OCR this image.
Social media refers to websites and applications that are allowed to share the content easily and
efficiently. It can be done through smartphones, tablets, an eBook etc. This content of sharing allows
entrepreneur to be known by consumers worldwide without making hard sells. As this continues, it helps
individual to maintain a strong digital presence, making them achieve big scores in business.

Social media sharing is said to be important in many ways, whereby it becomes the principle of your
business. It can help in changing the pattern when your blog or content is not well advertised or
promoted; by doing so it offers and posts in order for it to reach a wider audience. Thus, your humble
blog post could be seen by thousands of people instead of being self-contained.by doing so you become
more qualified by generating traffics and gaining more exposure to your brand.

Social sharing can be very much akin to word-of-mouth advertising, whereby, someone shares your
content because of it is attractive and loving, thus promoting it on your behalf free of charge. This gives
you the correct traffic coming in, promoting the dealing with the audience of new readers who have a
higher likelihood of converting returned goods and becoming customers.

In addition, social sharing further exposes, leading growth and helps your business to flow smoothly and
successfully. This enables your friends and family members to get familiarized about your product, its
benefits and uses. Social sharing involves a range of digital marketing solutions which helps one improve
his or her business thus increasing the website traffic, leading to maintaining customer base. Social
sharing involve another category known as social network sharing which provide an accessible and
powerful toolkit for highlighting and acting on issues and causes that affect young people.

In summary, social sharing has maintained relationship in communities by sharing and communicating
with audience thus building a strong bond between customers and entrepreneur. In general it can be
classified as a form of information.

▶ _DO THIS_
Reproduce the listing in full. Keep it exactly as written.

▶ _RESULT FOR THIS TASK_
OCR this image.
Social media refers to websites and applications that are allowed to share the content easily and
efficiently. It can be done through smartphones, tablets, an eBook etc. This content of sharing allows
entrepreneur to be known by consumers worldwide without making hard sells. As this continues, it helps
individual to maintain a strong digital presence, making them achieve big scores in business.

Social media sharing is said to be important in many ways, whereby it becomes the principle of your
business. It can help in changing the pattern when your blog or content is not well advertised or
promoted; by doing so it offers and posts in order for it to reach a wider audience. Thus, your humble
blog post could be seen by thousands of people instead of being self-contained.by doing so you become
more qualified by generating traffics and gaining more exposure to your brand.

Social sharing can be very much akin to word-of-mouth advertising, whereby, someone shares your
content because of it is attractive and loving, thus promoting it on your behalf free of charge. This gives
you the correct traffic coming in, promoting the dealing with the audience of new readers who have a
higher likelihood of converting returned goods and becoming customers.

In addition, social sharing further exposes, leading growth and helps your business to flow smoothly and
successfully. This enables your friends and family members to get familiarized about your product, its
benefits and uses. Social sharing involves a range of digital marketing solutions which helps one improve
his or her business thus increasing the website traffic, leading to maintaining customer base. Social
sharing involve another category known as social network sharing which provide an accessible and
powerful toolkit for highlighting and acting on issues and causes that affect young people.

In summary, social sharing has maintained relationship in communities by sharing and communicating
with audience thus building a strong bond between customers and entrepreneur. In general it can be
classified as a form of information.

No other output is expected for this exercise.